(Material for this task):
▶
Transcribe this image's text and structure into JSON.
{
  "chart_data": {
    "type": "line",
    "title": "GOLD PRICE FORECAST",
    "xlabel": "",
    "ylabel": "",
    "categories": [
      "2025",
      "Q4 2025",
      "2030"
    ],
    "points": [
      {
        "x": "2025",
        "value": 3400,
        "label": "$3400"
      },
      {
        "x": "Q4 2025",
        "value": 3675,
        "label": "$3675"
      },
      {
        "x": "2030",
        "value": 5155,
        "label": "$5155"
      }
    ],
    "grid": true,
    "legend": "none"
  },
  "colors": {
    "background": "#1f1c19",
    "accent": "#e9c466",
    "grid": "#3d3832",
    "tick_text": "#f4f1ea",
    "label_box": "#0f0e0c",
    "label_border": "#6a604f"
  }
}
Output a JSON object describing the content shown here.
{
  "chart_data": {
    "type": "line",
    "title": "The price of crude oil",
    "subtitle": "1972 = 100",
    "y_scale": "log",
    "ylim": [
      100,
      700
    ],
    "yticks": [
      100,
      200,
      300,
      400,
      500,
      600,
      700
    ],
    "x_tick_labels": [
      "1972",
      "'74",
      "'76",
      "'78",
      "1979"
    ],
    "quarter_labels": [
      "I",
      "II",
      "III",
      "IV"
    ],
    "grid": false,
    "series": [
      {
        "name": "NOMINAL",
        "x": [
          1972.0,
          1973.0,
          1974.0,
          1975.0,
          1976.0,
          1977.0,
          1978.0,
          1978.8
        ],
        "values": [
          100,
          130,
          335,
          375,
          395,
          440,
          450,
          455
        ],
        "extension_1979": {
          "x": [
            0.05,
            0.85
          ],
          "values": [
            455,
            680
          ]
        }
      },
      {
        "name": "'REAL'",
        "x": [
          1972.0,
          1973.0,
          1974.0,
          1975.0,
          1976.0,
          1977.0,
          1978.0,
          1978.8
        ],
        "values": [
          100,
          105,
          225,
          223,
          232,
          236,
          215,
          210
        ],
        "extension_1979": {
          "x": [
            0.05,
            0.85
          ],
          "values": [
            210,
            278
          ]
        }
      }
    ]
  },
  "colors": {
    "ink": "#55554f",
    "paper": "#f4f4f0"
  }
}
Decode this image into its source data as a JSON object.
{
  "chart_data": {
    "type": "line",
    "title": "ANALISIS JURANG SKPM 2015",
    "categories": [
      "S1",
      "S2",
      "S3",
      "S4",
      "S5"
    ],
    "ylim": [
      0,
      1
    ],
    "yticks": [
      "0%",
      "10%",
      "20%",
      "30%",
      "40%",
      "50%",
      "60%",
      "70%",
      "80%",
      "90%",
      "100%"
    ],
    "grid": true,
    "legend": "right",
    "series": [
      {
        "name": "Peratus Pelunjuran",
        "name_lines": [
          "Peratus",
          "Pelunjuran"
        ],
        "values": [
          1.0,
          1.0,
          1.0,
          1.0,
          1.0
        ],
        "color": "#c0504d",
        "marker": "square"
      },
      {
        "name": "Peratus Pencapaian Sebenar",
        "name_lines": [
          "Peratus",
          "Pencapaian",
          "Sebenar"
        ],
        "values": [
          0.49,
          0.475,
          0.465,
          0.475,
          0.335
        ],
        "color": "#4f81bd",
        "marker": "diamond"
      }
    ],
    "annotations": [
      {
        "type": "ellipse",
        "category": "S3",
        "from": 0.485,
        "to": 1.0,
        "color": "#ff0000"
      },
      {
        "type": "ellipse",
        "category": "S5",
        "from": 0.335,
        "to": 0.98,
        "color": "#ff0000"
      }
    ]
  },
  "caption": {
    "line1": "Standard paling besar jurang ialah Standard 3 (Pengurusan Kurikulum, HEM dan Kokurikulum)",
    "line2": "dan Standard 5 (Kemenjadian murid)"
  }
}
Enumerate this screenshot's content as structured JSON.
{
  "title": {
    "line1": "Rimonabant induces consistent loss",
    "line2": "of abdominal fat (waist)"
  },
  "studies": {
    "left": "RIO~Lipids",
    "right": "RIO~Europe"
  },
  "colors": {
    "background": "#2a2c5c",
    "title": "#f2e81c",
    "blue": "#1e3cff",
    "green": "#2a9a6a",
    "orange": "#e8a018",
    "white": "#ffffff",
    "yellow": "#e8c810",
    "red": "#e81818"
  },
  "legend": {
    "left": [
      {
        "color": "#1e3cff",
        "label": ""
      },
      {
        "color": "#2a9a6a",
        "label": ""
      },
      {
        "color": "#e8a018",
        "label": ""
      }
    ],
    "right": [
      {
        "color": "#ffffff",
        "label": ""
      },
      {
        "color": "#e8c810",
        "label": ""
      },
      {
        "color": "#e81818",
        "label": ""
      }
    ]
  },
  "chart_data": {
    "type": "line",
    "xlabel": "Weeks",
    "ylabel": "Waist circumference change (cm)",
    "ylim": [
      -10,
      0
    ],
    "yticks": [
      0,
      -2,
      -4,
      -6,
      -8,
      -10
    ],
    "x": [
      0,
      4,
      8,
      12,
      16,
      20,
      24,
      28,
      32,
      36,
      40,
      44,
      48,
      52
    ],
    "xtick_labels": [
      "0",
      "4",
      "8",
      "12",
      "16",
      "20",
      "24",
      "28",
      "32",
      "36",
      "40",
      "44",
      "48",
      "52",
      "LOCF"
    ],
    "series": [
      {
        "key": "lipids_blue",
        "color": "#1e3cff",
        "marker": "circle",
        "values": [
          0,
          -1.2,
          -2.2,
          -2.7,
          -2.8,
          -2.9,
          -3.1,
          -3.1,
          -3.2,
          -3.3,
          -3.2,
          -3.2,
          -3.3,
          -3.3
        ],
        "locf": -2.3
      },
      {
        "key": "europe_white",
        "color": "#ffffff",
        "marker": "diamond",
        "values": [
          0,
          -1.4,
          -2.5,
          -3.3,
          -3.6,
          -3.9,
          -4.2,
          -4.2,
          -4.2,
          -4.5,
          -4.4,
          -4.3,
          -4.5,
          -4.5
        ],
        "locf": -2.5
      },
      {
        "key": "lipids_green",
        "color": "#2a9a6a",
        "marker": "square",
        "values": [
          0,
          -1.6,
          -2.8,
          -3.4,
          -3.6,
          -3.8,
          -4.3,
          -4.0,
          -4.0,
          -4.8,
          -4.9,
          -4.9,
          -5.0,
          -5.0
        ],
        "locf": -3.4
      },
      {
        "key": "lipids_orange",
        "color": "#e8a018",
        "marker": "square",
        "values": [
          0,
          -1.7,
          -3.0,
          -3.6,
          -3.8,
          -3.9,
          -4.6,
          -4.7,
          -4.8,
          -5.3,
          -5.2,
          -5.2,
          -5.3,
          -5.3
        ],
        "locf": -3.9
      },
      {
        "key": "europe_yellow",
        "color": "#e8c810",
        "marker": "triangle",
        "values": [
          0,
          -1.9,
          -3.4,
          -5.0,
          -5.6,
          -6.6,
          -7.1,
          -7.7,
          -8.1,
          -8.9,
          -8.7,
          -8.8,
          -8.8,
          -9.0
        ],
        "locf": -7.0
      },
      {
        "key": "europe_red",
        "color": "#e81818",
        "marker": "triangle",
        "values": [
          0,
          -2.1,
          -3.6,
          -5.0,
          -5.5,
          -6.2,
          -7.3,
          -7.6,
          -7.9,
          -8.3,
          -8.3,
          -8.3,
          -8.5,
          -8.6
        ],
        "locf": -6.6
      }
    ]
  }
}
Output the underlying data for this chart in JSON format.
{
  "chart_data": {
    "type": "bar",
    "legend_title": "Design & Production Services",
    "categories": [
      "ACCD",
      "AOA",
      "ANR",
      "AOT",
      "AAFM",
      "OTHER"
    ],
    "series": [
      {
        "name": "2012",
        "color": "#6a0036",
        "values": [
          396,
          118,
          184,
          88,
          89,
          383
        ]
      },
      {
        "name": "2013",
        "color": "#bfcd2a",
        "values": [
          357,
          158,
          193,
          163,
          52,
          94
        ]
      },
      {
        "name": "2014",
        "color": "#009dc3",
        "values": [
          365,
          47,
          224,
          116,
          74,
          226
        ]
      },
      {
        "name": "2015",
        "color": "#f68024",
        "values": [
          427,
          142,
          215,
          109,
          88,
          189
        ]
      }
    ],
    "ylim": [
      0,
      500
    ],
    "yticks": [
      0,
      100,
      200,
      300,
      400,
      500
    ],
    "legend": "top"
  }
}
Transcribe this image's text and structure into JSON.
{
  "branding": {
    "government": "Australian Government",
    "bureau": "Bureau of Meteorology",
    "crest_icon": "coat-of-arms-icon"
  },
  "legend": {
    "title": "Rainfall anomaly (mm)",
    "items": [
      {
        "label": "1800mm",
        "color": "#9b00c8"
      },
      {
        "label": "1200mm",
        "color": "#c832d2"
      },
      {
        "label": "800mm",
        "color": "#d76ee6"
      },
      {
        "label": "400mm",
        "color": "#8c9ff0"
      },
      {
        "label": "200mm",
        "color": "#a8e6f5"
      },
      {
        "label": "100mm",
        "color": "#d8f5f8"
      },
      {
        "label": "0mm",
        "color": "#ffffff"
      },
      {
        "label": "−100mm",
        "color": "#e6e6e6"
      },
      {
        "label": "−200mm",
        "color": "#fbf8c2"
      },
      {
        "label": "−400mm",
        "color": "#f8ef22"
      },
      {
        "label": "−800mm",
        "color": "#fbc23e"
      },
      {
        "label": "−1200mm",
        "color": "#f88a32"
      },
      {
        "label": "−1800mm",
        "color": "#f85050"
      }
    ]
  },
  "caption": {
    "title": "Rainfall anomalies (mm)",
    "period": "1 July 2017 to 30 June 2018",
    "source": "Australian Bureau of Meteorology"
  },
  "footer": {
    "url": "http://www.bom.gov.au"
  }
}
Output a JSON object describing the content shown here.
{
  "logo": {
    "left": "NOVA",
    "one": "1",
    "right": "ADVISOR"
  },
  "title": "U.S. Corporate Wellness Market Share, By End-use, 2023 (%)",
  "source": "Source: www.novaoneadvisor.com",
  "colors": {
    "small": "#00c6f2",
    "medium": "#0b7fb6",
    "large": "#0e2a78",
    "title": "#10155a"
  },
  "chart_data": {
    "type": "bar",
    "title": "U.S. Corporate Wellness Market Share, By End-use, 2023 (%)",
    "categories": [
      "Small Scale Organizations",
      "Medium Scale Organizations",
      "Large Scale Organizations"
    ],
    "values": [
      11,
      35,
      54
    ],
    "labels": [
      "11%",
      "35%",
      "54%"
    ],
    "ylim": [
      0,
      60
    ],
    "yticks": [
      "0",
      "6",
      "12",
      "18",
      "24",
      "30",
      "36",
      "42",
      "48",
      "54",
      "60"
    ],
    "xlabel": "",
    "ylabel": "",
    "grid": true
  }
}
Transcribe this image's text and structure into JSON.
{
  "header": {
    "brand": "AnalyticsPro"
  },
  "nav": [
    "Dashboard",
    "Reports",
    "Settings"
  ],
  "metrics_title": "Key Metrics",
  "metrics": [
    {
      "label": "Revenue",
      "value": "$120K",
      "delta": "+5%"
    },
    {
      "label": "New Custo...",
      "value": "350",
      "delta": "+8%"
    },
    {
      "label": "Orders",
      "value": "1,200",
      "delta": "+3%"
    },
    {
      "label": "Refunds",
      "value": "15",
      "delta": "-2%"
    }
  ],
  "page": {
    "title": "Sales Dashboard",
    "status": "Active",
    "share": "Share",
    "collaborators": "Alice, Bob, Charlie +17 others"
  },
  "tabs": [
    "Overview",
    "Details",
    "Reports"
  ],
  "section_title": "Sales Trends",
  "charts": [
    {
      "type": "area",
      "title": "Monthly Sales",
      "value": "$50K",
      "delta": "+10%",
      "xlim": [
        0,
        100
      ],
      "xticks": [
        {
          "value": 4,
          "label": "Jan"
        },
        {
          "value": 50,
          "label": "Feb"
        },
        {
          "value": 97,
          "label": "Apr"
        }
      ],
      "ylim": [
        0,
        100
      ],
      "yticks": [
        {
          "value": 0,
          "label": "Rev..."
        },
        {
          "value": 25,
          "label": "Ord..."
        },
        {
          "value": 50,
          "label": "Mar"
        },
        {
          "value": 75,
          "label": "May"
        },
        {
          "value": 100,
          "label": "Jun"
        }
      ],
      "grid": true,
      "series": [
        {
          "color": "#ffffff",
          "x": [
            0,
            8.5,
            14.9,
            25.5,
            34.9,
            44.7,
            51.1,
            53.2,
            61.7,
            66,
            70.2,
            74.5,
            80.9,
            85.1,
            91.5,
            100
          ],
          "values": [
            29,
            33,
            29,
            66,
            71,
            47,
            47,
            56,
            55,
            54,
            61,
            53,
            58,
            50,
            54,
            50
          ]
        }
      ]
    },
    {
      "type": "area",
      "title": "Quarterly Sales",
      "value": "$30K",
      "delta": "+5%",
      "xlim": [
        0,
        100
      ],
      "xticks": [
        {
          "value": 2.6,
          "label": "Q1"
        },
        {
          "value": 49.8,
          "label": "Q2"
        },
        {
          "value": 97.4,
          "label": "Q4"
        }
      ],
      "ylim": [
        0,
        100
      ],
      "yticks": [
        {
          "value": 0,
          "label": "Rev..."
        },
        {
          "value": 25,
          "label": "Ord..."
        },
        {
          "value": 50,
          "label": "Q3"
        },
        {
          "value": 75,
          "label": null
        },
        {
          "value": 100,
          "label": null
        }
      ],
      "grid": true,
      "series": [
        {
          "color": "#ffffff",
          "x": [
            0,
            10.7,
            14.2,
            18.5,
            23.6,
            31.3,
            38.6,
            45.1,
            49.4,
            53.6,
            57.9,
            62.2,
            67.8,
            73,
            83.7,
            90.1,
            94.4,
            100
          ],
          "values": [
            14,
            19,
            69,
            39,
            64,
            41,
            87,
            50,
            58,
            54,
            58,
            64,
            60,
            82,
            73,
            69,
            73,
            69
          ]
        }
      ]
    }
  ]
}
◀
(Task brief):
Gather each line in the entries above where the string "Meteorology" is found.

(Task output):
    "bureau": "Bureau of Meteorology",
    "source": "Australian Bureau of Meteorology"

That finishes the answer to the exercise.